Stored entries
* Start *

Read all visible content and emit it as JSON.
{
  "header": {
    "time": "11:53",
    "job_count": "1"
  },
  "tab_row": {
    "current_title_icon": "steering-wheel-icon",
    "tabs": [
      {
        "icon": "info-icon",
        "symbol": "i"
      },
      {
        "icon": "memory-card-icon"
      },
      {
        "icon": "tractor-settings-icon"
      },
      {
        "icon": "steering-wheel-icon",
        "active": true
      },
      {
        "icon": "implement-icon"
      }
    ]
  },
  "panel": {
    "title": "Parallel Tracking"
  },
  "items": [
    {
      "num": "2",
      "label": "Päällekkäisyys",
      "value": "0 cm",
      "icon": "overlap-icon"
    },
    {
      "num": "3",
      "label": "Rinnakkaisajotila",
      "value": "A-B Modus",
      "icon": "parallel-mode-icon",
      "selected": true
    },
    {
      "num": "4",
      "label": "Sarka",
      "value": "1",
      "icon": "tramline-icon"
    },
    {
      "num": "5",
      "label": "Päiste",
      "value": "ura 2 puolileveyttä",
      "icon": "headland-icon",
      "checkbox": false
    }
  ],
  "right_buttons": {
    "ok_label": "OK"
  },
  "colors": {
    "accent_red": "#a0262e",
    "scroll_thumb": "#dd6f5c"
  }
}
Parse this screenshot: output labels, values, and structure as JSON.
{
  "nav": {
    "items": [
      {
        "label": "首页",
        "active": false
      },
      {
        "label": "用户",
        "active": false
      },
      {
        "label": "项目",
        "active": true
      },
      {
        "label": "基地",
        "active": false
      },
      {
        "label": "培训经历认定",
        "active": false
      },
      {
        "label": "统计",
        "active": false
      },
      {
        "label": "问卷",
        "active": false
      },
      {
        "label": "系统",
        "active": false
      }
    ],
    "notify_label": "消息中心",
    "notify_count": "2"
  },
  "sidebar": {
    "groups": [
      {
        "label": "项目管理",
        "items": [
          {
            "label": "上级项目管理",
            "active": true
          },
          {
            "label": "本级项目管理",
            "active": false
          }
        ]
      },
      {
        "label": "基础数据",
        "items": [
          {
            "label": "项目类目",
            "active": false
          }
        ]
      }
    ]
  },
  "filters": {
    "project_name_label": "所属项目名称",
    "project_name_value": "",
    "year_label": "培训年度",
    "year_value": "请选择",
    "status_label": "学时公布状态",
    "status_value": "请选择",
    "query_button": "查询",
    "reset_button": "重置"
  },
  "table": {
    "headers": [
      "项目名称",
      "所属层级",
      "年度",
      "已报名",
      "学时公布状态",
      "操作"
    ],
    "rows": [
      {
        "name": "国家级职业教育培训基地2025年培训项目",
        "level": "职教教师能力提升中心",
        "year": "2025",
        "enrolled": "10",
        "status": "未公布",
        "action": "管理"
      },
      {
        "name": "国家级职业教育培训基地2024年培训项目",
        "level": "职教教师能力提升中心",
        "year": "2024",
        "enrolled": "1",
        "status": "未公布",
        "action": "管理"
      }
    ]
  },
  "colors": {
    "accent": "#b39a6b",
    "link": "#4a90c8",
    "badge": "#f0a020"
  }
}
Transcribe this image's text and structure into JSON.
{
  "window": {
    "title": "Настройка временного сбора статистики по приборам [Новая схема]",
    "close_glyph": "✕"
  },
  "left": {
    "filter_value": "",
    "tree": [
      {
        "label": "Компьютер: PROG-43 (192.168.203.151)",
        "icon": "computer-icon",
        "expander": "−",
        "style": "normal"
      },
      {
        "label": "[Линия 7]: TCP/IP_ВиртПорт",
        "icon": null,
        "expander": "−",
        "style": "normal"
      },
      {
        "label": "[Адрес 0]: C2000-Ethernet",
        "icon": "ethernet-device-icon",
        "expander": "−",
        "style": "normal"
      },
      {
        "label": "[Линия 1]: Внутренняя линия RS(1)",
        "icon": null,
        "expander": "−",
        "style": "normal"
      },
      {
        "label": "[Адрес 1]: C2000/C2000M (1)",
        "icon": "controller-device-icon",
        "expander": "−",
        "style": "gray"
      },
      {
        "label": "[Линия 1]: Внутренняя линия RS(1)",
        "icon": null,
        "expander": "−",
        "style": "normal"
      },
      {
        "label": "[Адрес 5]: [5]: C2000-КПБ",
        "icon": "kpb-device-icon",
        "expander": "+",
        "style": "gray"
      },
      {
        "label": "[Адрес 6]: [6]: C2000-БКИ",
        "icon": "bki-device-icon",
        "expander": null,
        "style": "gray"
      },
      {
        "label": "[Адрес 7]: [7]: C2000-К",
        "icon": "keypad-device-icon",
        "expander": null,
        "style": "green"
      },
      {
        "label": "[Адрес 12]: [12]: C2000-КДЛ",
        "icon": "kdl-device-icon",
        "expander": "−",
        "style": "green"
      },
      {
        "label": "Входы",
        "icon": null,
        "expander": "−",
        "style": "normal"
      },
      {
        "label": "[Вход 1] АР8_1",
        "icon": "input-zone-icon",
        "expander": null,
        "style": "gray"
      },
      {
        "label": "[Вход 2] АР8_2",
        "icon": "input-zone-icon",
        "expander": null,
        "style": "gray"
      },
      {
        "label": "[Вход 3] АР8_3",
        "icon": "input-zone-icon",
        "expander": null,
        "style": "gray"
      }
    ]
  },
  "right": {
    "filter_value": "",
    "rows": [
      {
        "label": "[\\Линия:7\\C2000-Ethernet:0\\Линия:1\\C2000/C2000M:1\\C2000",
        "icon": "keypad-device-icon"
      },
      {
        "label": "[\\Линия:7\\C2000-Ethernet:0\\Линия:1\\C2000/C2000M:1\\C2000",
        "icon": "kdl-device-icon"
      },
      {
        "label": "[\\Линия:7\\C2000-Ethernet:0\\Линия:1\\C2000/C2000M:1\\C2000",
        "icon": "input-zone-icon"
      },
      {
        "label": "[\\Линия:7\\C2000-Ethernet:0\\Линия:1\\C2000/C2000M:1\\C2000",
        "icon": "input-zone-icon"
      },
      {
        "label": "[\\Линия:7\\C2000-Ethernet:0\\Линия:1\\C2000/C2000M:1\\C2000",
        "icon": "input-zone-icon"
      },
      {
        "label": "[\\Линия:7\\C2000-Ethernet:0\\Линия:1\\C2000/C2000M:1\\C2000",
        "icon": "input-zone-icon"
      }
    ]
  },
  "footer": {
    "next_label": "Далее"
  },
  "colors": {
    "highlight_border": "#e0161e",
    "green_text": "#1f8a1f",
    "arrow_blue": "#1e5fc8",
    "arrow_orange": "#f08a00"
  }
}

* End *

Pull out all lines containing "JSON".

Read all visible content and emit it as JSON.
Parse this screenshot: output labels, values, and structure as JSON.
Transcribe this image's text and structure into JSON.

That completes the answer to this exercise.